**The task:** Check every line below for the word "JSON" and copy the ones that have it.
[START Entries shown]
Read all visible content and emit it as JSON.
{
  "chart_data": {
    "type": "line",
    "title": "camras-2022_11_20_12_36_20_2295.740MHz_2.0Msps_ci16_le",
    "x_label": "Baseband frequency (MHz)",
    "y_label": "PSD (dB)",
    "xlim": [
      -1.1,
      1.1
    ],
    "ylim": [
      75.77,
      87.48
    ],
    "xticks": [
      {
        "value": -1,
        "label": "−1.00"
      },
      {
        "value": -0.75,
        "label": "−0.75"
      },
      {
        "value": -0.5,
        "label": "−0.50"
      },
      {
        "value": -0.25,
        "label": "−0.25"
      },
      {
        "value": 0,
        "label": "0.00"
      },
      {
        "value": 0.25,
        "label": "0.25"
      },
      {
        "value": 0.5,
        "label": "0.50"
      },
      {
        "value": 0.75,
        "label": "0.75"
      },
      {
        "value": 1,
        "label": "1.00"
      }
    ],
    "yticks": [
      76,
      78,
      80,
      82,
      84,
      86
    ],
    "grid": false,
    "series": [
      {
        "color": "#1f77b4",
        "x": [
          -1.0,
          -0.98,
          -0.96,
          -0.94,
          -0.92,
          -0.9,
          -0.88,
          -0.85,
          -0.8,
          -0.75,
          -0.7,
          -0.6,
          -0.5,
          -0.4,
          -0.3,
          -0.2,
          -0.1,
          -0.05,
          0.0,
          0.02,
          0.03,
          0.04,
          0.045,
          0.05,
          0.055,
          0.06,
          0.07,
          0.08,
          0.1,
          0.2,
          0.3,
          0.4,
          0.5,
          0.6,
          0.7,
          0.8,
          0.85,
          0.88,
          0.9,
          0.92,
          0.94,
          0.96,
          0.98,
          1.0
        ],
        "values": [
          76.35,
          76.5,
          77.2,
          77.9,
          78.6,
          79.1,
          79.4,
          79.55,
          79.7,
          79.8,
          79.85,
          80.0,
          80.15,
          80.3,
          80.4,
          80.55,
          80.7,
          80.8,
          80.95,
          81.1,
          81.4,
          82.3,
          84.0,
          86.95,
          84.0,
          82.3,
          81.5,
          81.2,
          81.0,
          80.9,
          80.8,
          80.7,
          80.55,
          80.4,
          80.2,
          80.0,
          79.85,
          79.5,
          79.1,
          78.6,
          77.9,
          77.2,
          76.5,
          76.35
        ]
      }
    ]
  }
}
[END Entries shown]
[START Entries shown]
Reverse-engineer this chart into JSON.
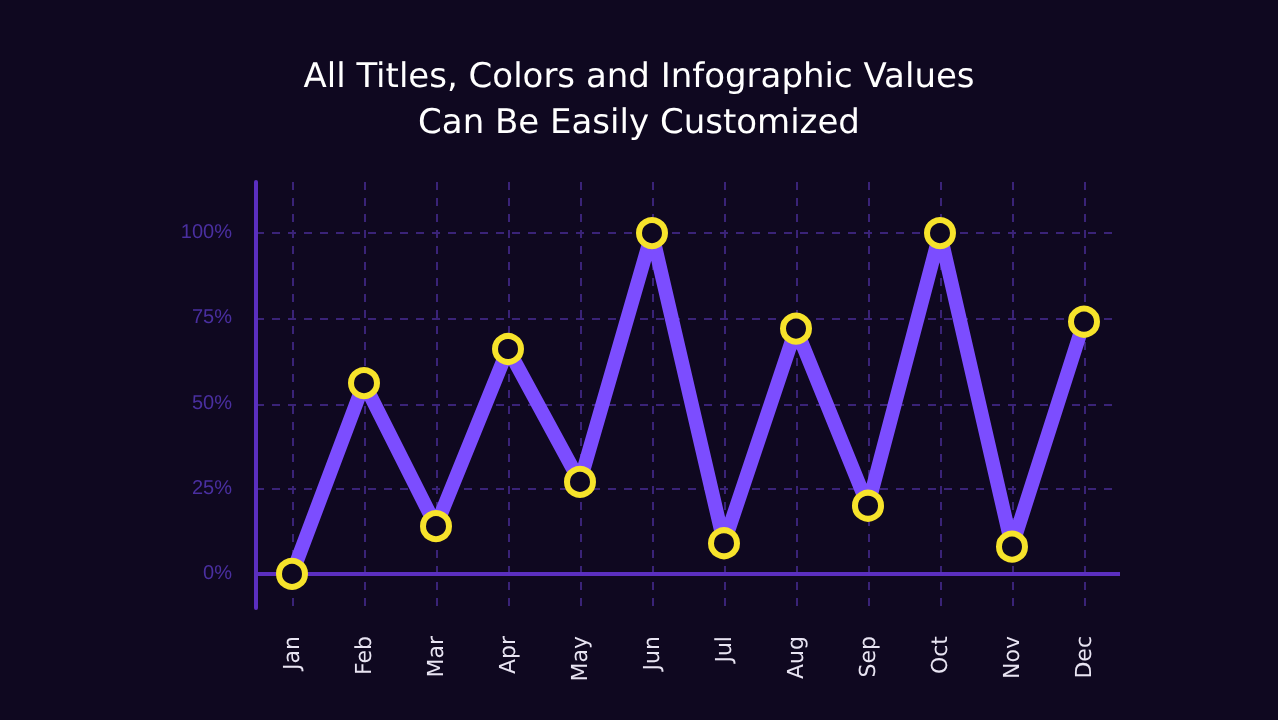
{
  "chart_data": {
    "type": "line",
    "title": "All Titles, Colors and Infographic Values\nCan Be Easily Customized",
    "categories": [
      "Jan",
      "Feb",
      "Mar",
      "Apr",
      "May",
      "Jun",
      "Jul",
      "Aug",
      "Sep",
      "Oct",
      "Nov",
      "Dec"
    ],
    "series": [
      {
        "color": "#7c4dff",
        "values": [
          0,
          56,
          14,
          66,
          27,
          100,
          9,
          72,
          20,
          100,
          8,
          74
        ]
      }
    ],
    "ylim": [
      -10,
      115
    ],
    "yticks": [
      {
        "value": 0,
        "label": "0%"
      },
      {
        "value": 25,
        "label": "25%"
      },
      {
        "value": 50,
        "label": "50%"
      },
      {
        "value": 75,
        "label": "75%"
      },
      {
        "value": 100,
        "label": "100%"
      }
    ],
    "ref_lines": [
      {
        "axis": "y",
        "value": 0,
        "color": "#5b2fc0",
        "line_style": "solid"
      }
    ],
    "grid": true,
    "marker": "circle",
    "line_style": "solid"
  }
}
[END Entries shown]
**Task answer:**
Read all visible content and emit it as JSON.
Reverse-engineer this chart into JSON.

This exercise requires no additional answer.